Exercise instructions:
Examine each line of the data. Copy those that contain the string "其他社会保障和就业支出".

Dataset records:

· · · ·

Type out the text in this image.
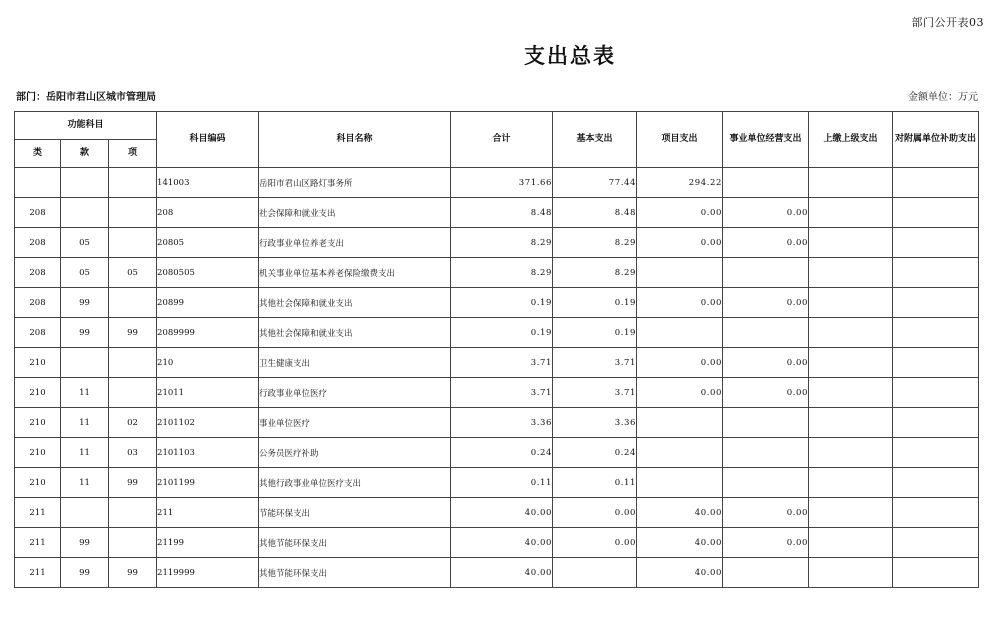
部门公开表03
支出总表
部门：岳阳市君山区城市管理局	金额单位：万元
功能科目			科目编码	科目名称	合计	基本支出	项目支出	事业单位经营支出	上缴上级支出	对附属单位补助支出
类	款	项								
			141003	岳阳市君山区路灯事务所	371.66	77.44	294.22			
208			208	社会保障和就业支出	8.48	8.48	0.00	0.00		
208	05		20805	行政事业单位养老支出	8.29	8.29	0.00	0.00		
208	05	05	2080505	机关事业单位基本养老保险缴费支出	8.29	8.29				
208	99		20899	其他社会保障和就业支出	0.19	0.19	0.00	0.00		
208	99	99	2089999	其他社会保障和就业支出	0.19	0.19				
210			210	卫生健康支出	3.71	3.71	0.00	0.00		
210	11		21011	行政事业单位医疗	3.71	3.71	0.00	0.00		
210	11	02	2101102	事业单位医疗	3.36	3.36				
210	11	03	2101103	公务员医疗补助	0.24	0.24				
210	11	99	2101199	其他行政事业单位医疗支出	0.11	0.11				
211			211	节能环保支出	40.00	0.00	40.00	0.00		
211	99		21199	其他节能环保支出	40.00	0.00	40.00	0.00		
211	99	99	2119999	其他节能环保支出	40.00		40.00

· · · ·

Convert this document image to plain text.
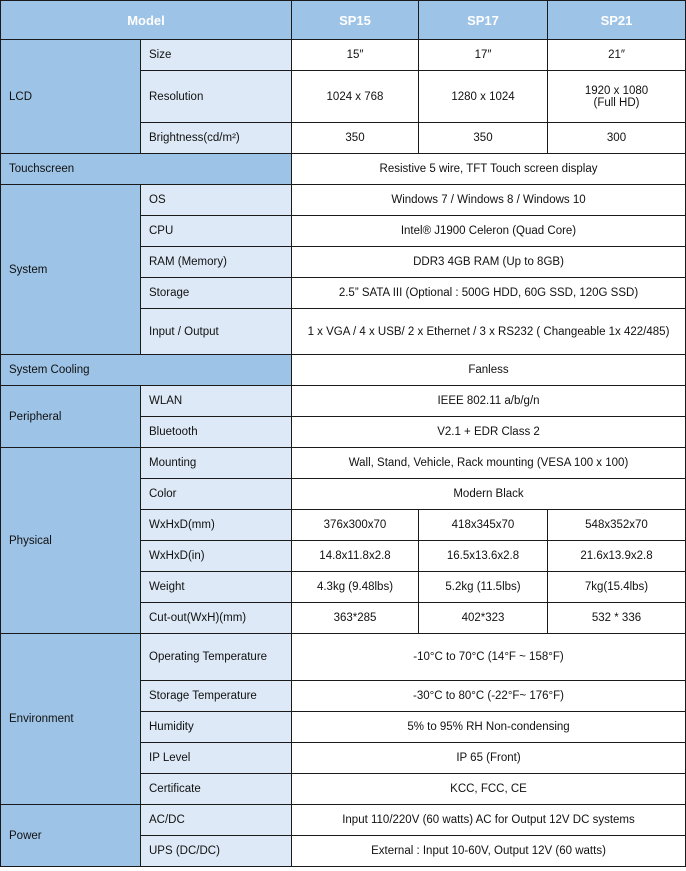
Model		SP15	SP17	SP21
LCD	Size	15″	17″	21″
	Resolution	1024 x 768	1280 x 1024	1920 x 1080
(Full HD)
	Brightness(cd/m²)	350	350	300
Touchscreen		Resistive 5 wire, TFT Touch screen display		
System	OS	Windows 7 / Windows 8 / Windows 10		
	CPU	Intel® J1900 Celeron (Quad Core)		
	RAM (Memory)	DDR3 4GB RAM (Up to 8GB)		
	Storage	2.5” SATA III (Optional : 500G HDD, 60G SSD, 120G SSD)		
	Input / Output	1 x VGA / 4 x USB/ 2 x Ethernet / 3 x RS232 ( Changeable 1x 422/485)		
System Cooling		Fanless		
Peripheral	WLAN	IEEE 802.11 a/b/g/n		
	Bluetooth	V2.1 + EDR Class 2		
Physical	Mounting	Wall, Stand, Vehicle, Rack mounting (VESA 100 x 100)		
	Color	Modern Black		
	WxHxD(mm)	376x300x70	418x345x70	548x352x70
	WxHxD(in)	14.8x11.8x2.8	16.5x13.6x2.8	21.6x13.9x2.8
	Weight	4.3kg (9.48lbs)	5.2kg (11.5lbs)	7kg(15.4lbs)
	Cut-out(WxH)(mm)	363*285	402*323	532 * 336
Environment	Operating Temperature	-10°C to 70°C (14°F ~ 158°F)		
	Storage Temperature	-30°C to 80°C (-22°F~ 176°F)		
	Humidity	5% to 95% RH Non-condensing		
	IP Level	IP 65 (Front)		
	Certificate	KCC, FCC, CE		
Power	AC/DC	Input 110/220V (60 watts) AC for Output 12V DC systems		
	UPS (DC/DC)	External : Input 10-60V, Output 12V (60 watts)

· · · ·

Result of the exercise:
208	99		20899	其他社会保障和就业支出	0.19	0.19	0.00	0.00		
208	99	99	2089999	其他社会保障和就业支出	0.19	0.19				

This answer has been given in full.